* **Required work**: How many lines in the entries below contain the string "前往驾驶辅助专区", with case counting? Reply with the number alone.

* **Data records**:
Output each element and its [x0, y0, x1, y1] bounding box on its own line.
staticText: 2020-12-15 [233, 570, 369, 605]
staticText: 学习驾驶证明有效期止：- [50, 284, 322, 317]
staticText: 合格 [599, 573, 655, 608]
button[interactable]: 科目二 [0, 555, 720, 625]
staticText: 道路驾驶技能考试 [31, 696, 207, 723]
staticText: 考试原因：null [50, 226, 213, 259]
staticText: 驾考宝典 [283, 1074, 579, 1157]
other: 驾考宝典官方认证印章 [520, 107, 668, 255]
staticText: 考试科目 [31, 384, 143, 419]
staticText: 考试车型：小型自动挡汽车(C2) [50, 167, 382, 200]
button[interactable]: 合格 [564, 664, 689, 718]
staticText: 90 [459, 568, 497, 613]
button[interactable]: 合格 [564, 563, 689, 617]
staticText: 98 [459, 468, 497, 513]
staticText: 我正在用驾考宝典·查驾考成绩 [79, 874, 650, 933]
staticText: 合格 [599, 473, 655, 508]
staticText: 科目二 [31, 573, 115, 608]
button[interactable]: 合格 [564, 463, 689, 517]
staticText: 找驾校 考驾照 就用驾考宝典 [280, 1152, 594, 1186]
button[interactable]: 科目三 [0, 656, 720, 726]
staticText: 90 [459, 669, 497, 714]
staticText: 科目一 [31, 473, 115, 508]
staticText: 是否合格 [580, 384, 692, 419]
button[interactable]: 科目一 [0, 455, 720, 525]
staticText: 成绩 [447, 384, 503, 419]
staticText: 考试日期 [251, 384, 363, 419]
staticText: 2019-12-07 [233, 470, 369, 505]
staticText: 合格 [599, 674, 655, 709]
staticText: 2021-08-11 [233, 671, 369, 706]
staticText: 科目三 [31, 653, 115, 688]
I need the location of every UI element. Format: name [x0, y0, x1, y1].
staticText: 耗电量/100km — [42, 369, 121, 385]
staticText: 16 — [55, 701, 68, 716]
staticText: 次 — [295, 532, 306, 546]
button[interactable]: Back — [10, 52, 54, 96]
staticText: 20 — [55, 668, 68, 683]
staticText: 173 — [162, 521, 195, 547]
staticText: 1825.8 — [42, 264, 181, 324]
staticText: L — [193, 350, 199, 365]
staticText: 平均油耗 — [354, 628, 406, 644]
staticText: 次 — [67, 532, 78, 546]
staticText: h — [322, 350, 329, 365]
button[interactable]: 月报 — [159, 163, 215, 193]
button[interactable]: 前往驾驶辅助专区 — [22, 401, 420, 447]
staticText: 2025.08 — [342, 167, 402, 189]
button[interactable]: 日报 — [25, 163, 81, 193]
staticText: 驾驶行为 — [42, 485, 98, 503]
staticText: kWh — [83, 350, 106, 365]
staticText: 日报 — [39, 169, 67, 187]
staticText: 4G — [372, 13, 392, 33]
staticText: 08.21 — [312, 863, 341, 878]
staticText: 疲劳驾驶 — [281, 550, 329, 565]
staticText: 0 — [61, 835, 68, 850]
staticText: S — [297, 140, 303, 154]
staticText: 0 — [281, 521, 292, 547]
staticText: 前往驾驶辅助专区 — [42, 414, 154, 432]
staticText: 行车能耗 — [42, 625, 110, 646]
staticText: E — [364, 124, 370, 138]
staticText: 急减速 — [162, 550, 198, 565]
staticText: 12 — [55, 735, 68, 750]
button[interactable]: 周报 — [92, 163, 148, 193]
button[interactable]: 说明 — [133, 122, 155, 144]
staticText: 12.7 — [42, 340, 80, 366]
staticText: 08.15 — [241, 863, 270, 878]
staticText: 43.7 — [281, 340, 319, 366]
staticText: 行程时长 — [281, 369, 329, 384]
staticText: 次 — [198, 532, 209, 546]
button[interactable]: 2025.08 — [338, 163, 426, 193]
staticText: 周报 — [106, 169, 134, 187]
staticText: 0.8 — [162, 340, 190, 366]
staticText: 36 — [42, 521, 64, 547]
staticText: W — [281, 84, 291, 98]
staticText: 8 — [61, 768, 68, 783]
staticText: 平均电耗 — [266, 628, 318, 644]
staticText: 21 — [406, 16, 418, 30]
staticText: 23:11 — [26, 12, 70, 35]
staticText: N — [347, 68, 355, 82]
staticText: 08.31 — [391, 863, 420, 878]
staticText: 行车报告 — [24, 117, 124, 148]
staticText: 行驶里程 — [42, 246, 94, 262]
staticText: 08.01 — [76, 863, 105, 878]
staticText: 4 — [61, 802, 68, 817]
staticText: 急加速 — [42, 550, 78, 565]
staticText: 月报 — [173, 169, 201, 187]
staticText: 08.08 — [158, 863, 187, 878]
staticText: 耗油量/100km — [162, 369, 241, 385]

* **Result**: 2